◆ PROBLEM REQUIREMENTS ◆
Set the data down again, exactly as it reads, but without the pictures.

Structured figure records:
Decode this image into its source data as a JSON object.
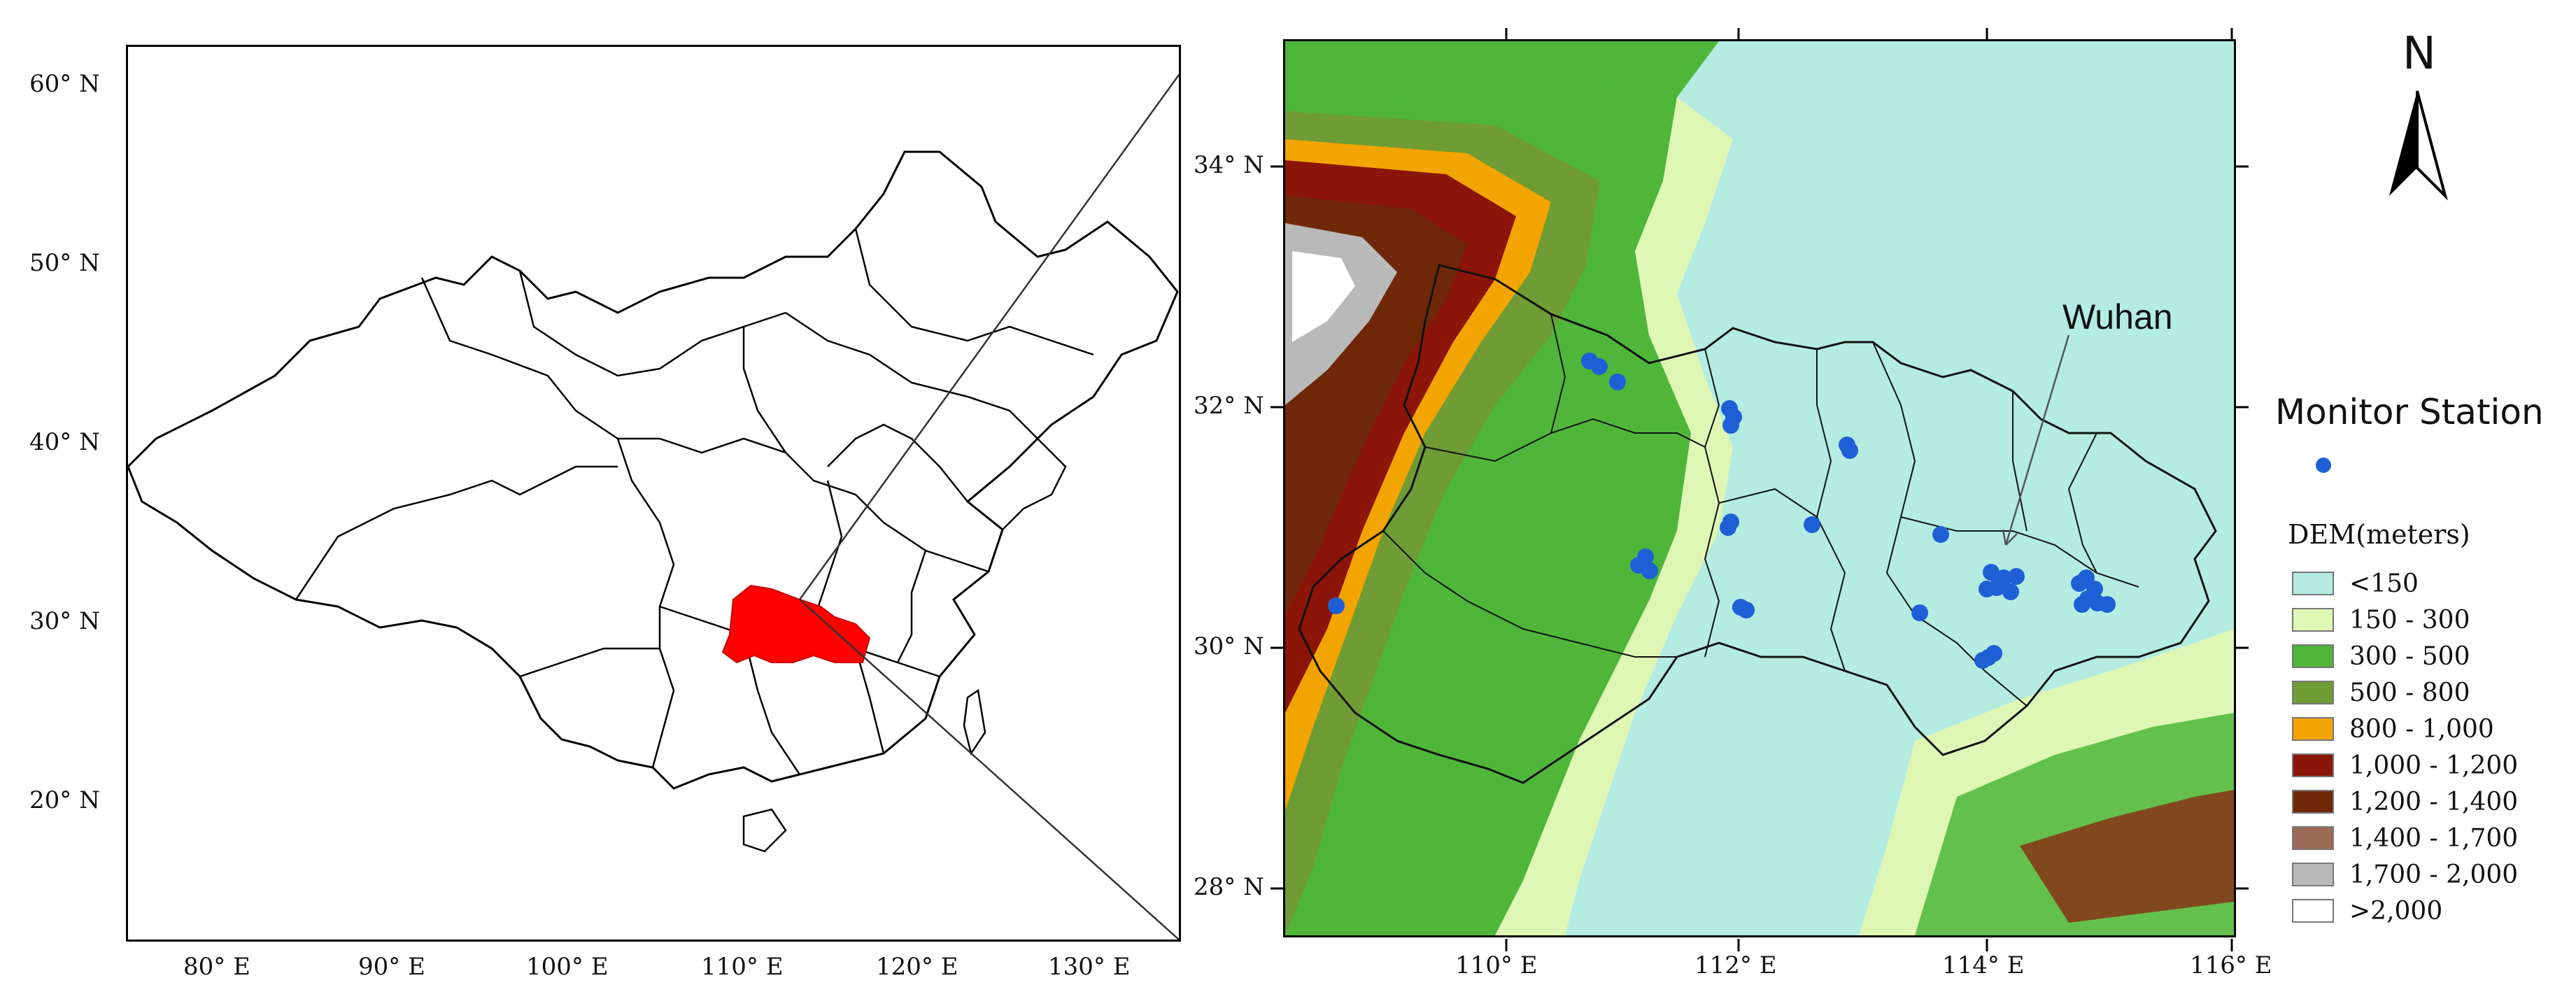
{
  "left_map": {
    "lat_labels": [
      "60° N",
      "50° N",
      "40° N",
      "30° N",
      "20° N"
    ],
    "lon_labels": [
      "80° E",
      "90° E",
      "100° E",
      "110° E",
      "120° E",
      "130° E"
    ]
  },
  "right_map": {
    "lat_labels": [
      "34° N",
      "32° N",
      "30° N",
      "28° N"
    ],
    "lon_labels": [
      "110° E",
      "112° E",
      "114° E",
      "116° E"
    ],
    "city_label": "Wuhan"
  },
  "north_arrow": {
    "letter": "N",
    "icon": "north-arrow-icon"
  },
  "legend": {
    "station_title": "Monitor Station",
    "station_color": "#1f5fd6",
    "dem_title": "DEM(meters)",
    "dem_classes": [
      {
        "label": "<150",
        "color": "#b4ece2"
      },
      {
        "label": "150 - 300",
        "color": "#dff7b5"
      },
      {
        "label": "300 - 500",
        "color": "#4fb63a"
      },
      {
        "label": "500 - 800",
        "color": "#6f9c35"
      },
      {
        "label": "800 - 1,000",
        "color": "#f2a400"
      },
      {
        "label": "1,000 - 1,200",
        "color": "#8b1508"
      },
      {
        "label": "1,200 - 1,400",
        "color": "#6e2808"
      },
      {
        "label": "1,400 - 1,700",
        "color": "#9b6b55"
      },
      {
        "label": "1,700 - 2,000",
        "color": "#b9b9b9"
      },
      {
        "label": ">2,000",
        "color": "#ffffff"
      }
    ]
  },
  "colors": {
    "highlight_province": "#ff0000"
  }
}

◆ REPLY TO THE EXERCISE ◆
Decode this image into its source data as a JSON object.
{
  "left_map": {
    "lat_labels": [
      "60° N",
      "50° N",
      "40° N",
      "30° N",
      "20° N"
    ],
    "lon_labels": [
      "80° E",
      "90° E",
      "100° E",
      "110° E",
      "120° E",
      "130° E"
    ]
  },
  "right_map": {
    "lat_labels": [
      "34° N",
      "32° N",
      "30° N",
      "28° N"
    ],
    "lon_labels": [
      "110° E",
      "112° E",
      "114° E",
      "116° E"
    ],
    "city_label": "Wuhan"
  },
  "north_arrow": {
    "letter": "N",
    "icon": "north-arrow-icon"
  },
  "legend": {
    "station_title": "Monitor Station",
    "station_color": "#1f5fd6",
    "dem_title": "DEM(meters)",
    "dem_classes": [
      {
        "label": "<150",
        "color": "#b4ece2"
      },
      {
        "label": "150 - 300",
        "color": "#dff7b5"
      },
      {
        "label": "300 - 500",
        "color": "#4fb63a"
      },
      {
        "label": "500 - 800",
        "color": "#6f9c35"
      },
      {
        "label": "800 - 1,000",
        "color": "#f2a400"
      },
      {
        "label": "1,000 - 1,200",
        "color": "#8b1508"
      },
      {
        "label": "1,200 - 1,400",
        "color": "#6e2808"
      },
      {
        "label": "1,400 - 1,700",
        "color": "#9b6b55"
      },
      {
        "label": "1,700 - 2,000",
        "color": "#b9b9b9"
      },
      {
        "label": ">2,000",
        "color": "#ffffff"
      }
    ]
  },
  "colors": {
    "highlight_province": "#ff0000"
  }
}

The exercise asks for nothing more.